## Problem statement
Find the string "Hegseth" in the records. Copy every line it appears in.

## Input
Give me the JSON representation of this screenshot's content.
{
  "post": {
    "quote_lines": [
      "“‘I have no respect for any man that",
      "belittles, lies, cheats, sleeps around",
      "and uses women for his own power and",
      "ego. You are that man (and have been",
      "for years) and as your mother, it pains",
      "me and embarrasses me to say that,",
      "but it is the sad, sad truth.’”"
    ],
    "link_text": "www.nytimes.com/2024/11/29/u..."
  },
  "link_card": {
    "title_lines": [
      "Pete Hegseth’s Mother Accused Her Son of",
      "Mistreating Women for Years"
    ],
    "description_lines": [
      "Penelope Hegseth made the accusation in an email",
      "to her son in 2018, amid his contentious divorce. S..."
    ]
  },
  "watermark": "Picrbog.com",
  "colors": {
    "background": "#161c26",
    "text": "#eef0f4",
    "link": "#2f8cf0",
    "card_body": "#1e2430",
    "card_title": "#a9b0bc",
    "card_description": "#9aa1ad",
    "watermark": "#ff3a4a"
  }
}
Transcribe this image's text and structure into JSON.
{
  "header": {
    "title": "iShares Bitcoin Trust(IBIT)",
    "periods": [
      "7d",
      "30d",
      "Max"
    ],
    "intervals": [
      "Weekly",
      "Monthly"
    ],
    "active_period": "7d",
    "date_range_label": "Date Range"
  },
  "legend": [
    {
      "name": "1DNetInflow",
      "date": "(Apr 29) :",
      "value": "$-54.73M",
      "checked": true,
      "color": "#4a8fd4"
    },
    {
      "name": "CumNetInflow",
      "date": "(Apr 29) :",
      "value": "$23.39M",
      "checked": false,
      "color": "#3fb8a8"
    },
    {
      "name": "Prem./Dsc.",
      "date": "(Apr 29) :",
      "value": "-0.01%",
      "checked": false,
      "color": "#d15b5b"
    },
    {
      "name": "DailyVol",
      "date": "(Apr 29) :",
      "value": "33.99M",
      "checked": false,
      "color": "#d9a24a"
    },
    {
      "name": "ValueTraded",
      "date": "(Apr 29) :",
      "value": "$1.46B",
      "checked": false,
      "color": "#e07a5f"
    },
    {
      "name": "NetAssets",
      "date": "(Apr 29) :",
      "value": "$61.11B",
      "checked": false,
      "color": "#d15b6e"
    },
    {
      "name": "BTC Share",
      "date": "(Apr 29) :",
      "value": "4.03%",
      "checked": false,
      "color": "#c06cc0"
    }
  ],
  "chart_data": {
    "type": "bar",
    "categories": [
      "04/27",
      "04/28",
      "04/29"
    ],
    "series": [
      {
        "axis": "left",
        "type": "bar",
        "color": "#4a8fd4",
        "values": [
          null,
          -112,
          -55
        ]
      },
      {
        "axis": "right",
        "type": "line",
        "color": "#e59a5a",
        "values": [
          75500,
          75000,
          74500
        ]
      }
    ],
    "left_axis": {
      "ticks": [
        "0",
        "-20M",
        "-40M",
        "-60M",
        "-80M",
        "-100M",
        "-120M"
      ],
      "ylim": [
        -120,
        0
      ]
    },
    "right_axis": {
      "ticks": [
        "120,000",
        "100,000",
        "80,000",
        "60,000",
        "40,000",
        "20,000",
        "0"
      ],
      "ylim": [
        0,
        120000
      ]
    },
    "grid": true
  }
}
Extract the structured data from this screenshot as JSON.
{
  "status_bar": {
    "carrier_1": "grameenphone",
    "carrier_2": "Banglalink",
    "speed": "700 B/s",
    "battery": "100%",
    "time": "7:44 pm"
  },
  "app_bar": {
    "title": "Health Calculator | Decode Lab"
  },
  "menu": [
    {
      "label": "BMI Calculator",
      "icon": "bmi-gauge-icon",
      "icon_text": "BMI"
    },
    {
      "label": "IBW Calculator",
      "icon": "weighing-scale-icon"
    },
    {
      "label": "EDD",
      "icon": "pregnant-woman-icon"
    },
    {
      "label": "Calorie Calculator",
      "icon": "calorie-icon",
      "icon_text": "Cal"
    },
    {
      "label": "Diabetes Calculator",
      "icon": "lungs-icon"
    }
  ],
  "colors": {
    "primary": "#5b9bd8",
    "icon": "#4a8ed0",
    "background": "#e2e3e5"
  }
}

## Output for this exercise
      "Pete Hegseth’s Mother Accused Her Son of",
      "Penelope Hegseth made the accusation in an email",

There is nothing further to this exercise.